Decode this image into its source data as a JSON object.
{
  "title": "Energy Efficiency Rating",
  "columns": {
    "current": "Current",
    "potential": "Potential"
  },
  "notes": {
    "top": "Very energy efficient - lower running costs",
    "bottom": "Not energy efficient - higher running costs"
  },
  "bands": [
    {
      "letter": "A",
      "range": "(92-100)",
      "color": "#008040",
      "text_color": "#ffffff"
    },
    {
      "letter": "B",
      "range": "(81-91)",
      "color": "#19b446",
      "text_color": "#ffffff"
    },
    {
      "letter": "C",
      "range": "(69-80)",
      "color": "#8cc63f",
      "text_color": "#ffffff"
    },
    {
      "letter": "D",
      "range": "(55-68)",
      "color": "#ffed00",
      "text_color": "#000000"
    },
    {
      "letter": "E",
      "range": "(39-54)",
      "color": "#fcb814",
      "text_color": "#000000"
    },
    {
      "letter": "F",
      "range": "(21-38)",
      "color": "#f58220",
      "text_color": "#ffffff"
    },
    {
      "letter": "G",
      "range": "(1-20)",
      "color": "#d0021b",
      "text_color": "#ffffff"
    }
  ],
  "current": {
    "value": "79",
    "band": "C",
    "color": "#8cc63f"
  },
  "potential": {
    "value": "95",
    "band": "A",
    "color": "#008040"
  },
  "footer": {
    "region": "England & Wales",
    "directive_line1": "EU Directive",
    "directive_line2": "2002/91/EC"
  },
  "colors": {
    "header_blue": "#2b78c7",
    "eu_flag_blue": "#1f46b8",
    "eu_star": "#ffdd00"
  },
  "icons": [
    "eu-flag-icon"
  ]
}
= = = = = = =
**WHAT THIS TASK INVOLVES**
From the listing above, reproduce all the lines exactly.

**COMPLETED EXERCISE**
Decode this image into its source data as a JSON object.
{
  "title": "Energy Efficiency Rating",
  "columns": {
    "current": "Current",
    "potential": "Potential"
  },
  "notes": {
    "top": "Very energy efficient - lower running costs",
    "bottom": "Not energy efficient - higher running costs"
  },
  "bands": [
    {
      "letter": "A",
      "range": "(92-100)",
      "color": "#008040",
      "text_color": "#ffffff"
    },
    {
      "letter": "B",
      "range": "(81-91)",
      "color": "#19b446",
      "text_color": "#ffffff"
    },
    {
      "letter": "C",
      "range": "(69-80)",
      "color": "#8cc63f",
      "text_color": "#ffffff"
    },
    {
      "letter": "D",
      "range": "(55-68)",
      "color": "#ffed00",
      "text_color": "#000000"
    },
    {
      "letter": "E",
      "range": "(39-54)",
      "color": "#fcb814",
      "text_color": "#000000"
    },
    {
      "letter": "F",
      "range": "(21-38)",
      "color": "#f58220",
      "text_color": "#ffffff"
    },
    {
      "letter": "G",
      "range": "(1-20)",
      "color": "#d0021b",
      "text_color": "#ffffff"
    }
  ],
  "current": {
    "value": "79",
    "band": "C",
    "color": "#8cc63f"
  },
  "potential": {
    "value": "95",
    "band": "A",
    "color": "#008040"
  },
  "footer": {
    "region": "England & Wales",
    "directive_line1": "EU Directive",
    "directive_line2": "2002/91/EC"
  },
  "colors": {
    "header_blue": "#2b78c7",
    "eu_flag_blue": "#1f46b8",
    "eu_star": "#ffdd00"
  },
  "icons": [
    "eu-flag-icon"
  ]
}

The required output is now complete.